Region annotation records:

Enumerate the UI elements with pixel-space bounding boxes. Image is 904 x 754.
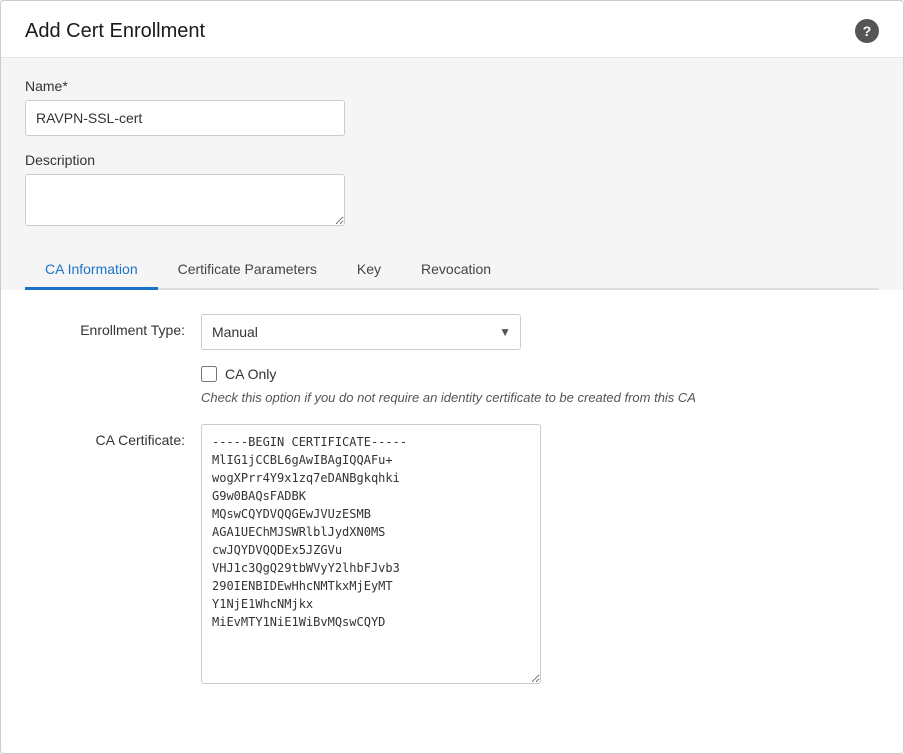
name-label: Name*	[25, 78, 879, 94]
ca-only-checkbox[interactable]	[201, 366, 217, 382]
add-cert-enrollment-modal: Add Cert Enrollment ? Name* Description …	[0, 0, 904, 754]
ca-only-help-text: Check this option if you do not require …	[201, 388, 841, 408]
ca-only-spacer	[25, 366, 185, 374]
ca-certificate-label: CA Certificate:	[25, 424, 185, 448]
name-field-group: Name*	[25, 78, 879, 136]
modal-title: Add Cert Enrollment	[25, 20, 205, 43]
ca-only-row: CA Only Check this option if you do not …	[25, 366, 879, 408]
modal-body: Name* Description CA Information Certifi…	[1, 58, 903, 290]
ca-only-label: CA Only	[225, 366, 276, 382]
modal-header: Add Cert Enrollment ?	[1, 1, 903, 58]
description-input[interactable]	[25, 174, 345, 226]
tab-ca-information[interactable]: CA Information	[25, 251, 158, 290]
ca-certificate-row: CA Certificate: -----BEGIN CERTIFICATE--…	[25, 424, 879, 689]
tab-revocation[interactable]: Revocation	[401, 251, 511, 290]
enrollment-type-label: Enrollment Type:	[25, 314, 185, 338]
tab-certificate-parameters[interactable]: Certificate Parameters	[158, 251, 337, 290]
ca-certificate-content: -----BEGIN CERTIFICATE----- MlIG1jCCBL6g…	[201, 424, 879, 689]
ca-only-content: CA Only Check this option if you do not …	[201, 366, 879, 408]
enrollment-type-row: Enrollment Type: Manual SCEP PKCS12 ▼	[25, 314, 879, 350]
enrollment-type-select[interactable]: Manual SCEP PKCS12	[201, 314, 521, 350]
tab-content-ca-information: Enrollment Type: Manual SCEP PKCS12 ▼ CA	[1, 290, 903, 729]
enrollment-type-select-wrapper: Manual SCEP PKCS12 ▼	[201, 314, 521, 350]
description-field-group: Description	[25, 152, 879, 231]
description-label: Description	[25, 152, 879, 168]
help-icon[interactable]: ?	[855, 19, 879, 43]
tabs-container: CA Information Certificate Parameters Ke…	[25, 251, 879, 290]
name-input[interactable]	[25, 100, 345, 136]
ca-certificate-textarea[interactable]: -----BEGIN CERTIFICATE----- MlIG1jCCBL6g…	[201, 424, 541, 684]
enrollment-type-content: Manual SCEP PKCS12 ▼	[201, 314, 879, 350]
tab-key[interactable]: Key	[337, 251, 401, 290]
ca-only-checkbox-row: CA Only	[201, 366, 879, 382]
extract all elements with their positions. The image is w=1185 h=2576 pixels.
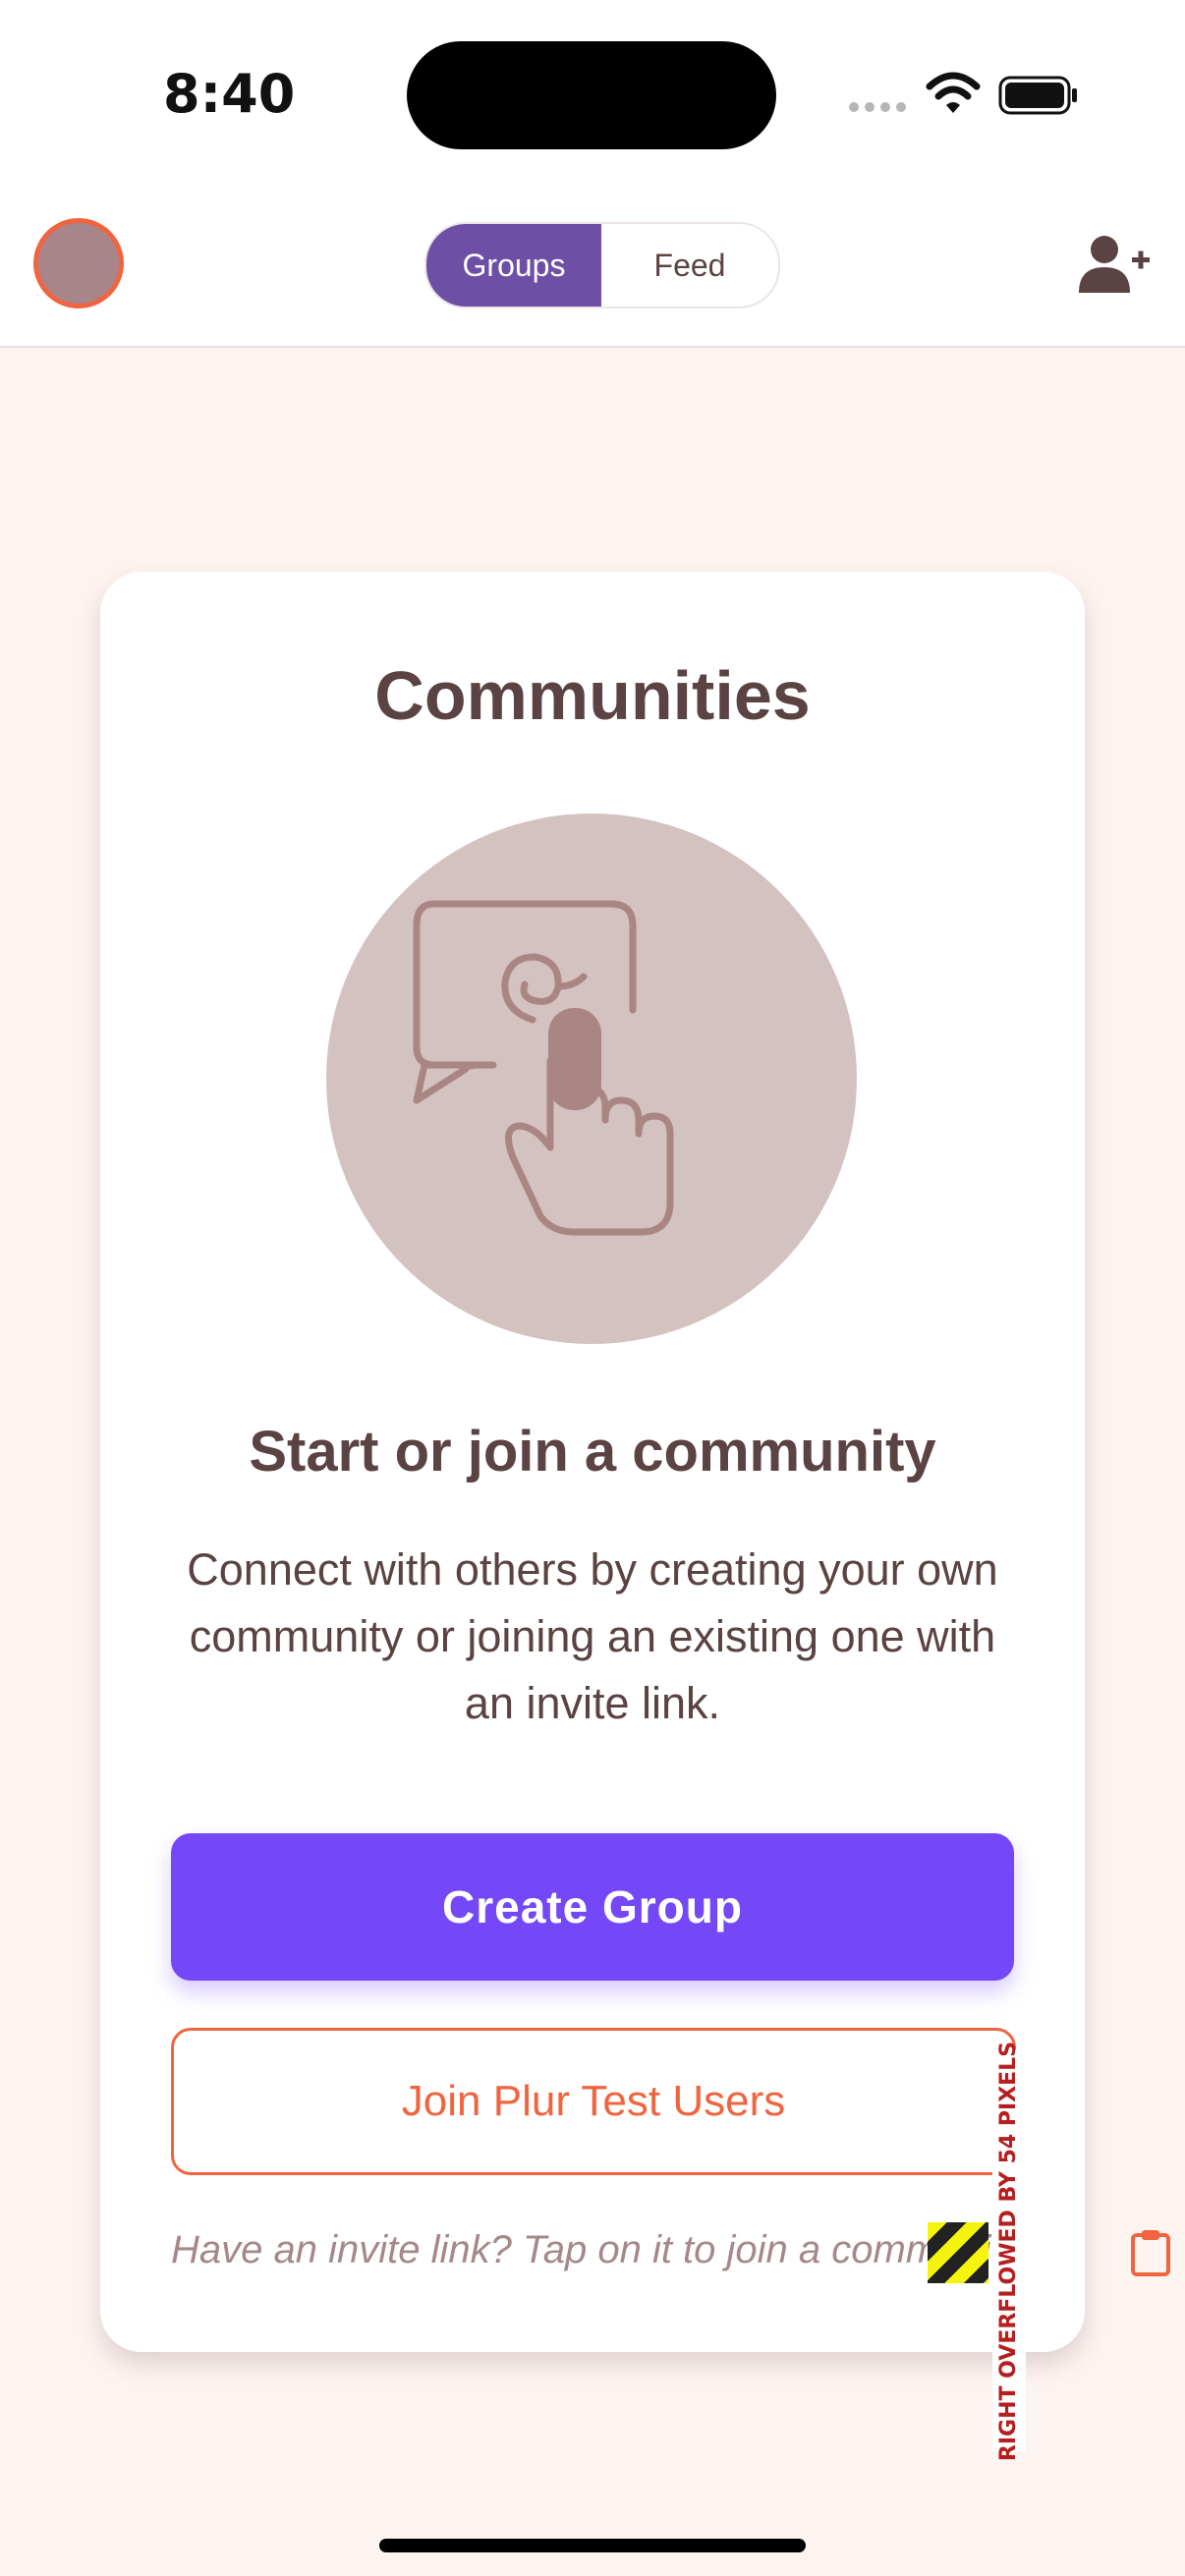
card-subtitle: Start or join a community xyxy=(249,1420,936,1484)
overflow-warning-text: RIGHT OVERFLOWED BY 54 PIXELS xyxy=(996,2041,1022,2461)
overflow-warning-stripe xyxy=(928,2222,988,2283)
avatar[interactable] xyxy=(33,218,124,308)
overflow-warning-label: RIGHT OVERFLOWED BY 54 PIXELS xyxy=(992,2041,1026,2461)
communities-card: Communities Start or join a community Co… xyxy=(100,572,1085,2352)
tab-switcher: Groups Feed xyxy=(424,222,780,308)
create-group-button[interactable]: Create Group xyxy=(171,1833,1014,1981)
cellular-signal-icon xyxy=(849,102,906,112)
top-bar: 8:40 Groups Feed xyxy=(0,0,1185,348)
person-add-icon[interactable] xyxy=(1075,234,1152,295)
wifi-icon xyxy=(926,72,981,113)
invite-hint: Have an invite link? Tap on it to join a… xyxy=(171,2228,1030,2271)
dynamic-island xyxy=(407,41,776,149)
join-group-button[interactable]: Join Plur Test Users xyxy=(171,2028,1016,2175)
chat-tap-icon xyxy=(326,813,857,1344)
home-indicator xyxy=(379,2539,806,2552)
battery-icon xyxy=(998,76,1077,115)
status-time: 8:40 xyxy=(163,63,296,125)
card-description: Connect with others by creating your own… xyxy=(187,1544,998,1728)
tab-groups[interactable]: Groups xyxy=(426,224,601,307)
tab-feed[interactable]: Feed xyxy=(601,224,778,307)
card-title: Communities xyxy=(374,657,811,734)
clipboard-icon[interactable] xyxy=(1130,2228,1171,2277)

WORK REQUIRED ::
Print every line of the records exactly, from the line containing "card-subtitle: Start or" down to the line containing "avatar[interactable] xyxy=(33,218,124,308)", with both of those lines included.

RESPONSE FOR THIS EXERCISE ::
card-subtitle: Start or join a community xyxy=(249,1420,936,1484)
overflow-warning-text: RIGHT OVERFLOWED BY 54 PIXELS xyxy=(996,2041,1022,2461)
overflow-warning-stripe xyxy=(928,2222,988,2283)
avatar[interactable] xyxy=(33,218,124,308)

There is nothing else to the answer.